**Task**
What is the number of lines in these entries that include "nFrames"? Write that number and no other text.

**Data for this exercise**
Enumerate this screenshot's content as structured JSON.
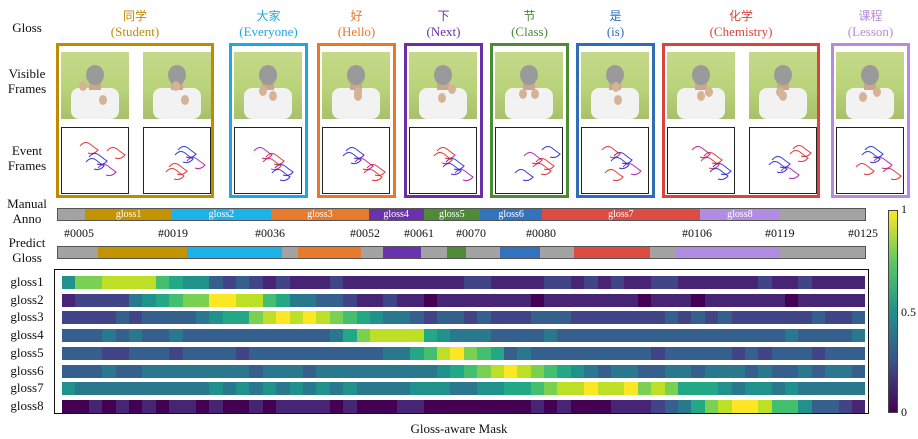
{
  "row_labels": {
    "gloss": "Gloss",
    "visible": "Visible\nFrames",
    "event": "Event\nFrames",
    "manual": "Manual\nAnno",
    "predict": "Predict\nGloss"
  },
  "glosses": [
    {
      "zh": "同学",
      "en": "(Student)",
      "color": "#bf8b00",
      "frames": 2
    },
    {
      "zh": "大家",
      "en": "(Everyone)",
      "color": "#1fa8e0",
      "frames": 1
    },
    {
      "zh": "好",
      "en": "(Hello)",
      "color": "#e8772a",
      "frames": 1
    },
    {
      "zh": "下",
      "en": "(Next)",
      "color": "#6a2fa8",
      "frames": 1
    },
    {
      "zh": "节",
      "en": "(Class)",
      "color": "#4d8a35",
      "frames": 1
    },
    {
      "zh": "是",
      "en": "(is)",
      "color": "#2f6db5",
      "frames": 1
    },
    {
      "zh": "化学",
      "en": "(Chemistry)",
      "color": "#d9443d",
      "frames": 2
    },
    {
      "zh": "课程",
      "en": "(Lesson)",
      "color": "#b58ae0",
      "frames": 1
    }
  ],
  "manual_anno": [
    {
      "label": "",
      "color": "#a3a3a3",
      "span": [
        0.0,
        0.034
      ]
    },
    {
      "label": "gloss1",
      "color": "#c49300",
      "span": [
        0.034,
        0.141
      ]
    },
    {
      "label": "gloss2",
      "color": "#1cb3ea",
      "span": [
        0.141,
        0.264
      ]
    },
    {
      "label": "gloss3",
      "color": "#e87a2d",
      "span": [
        0.264,
        0.385
      ]
    },
    {
      "label": "gloss4",
      "color": "#6a33ad",
      "span": [
        0.385,
        0.453
      ]
    },
    {
      "label": "gloss5",
      "color": "#4f8a36",
      "span": [
        0.453,
        0.523
      ]
    },
    {
      "label": "gloss6",
      "color": "#3273bf",
      "span": [
        0.523,
        0.6
      ]
    },
    {
      "label": "gloss7",
      "color": "#de4b42",
      "span": [
        0.6,
        0.795
      ]
    },
    {
      "label": "gloss8",
      "color": "#b08ce2",
      "span": [
        0.795,
        0.895
      ]
    },
    {
      "label": "",
      "color": "#a3a3a3",
      "span": [
        0.895,
        1.0
      ]
    }
  ],
  "markers": [
    "#0005",
    "#0019",
    "#0036",
    "#0052",
    "#0061",
    "#0070",
    "#0080",
    "#0106",
    "#0119",
    "#0125"
  ],
  "predict_gloss": [
    {
      "color": "#a3a3a3",
      "span": [
        0.0,
        0.05
      ]
    },
    {
      "color": "#c49300",
      "span": [
        0.05,
        0.16
      ]
    },
    {
      "color": "#1cb3ea",
      "span": [
        0.16,
        0.278
      ]
    },
    {
      "color": "#a3a3a3",
      "span": [
        0.278,
        0.298
      ]
    },
    {
      "color": "#e87a2d",
      "span": [
        0.298,
        0.375
      ]
    },
    {
      "color": "#a3a3a3",
      "span": [
        0.375,
        0.403
      ]
    },
    {
      "color": "#6a33ad",
      "span": [
        0.403,
        0.45
      ]
    },
    {
      "color": "#a3a3a3",
      "span": [
        0.45,
        0.482
      ]
    },
    {
      "color": "#4f8a36",
      "span": [
        0.482,
        0.505
      ]
    },
    {
      "color": "#a3a3a3",
      "span": [
        0.505,
        0.548
      ]
    },
    {
      "color": "#3273bf",
      "span": [
        0.548,
        0.597
      ]
    },
    {
      "color": "#a3a3a3",
      "span": [
        0.597,
        0.64
      ]
    },
    {
      "color": "#de4b42",
      "span": [
        0.64,
        0.733
      ]
    },
    {
      "color": "#a3a3a3",
      "span": [
        0.733,
        0.765
      ]
    },
    {
      "color": "#b08ce2",
      "span": [
        0.765,
        0.895
      ]
    },
    {
      "color": "#a3a3a3",
      "span": [
        0.895,
        1.0
      ]
    }
  ],
  "heatmap_labels": [
    "gloss1",
    "gloss2",
    "gloss3",
    "gloss4",
    "gloss5",
    "gloss6",
    "gloss7",
    "gloss8"
  ],
  "caption": "Gloss-aware Mask",
  "colorbar": {
    "max": "1",
    "mid": "0.5",
    "min": "0"
  }
}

**Result of the exercise**
2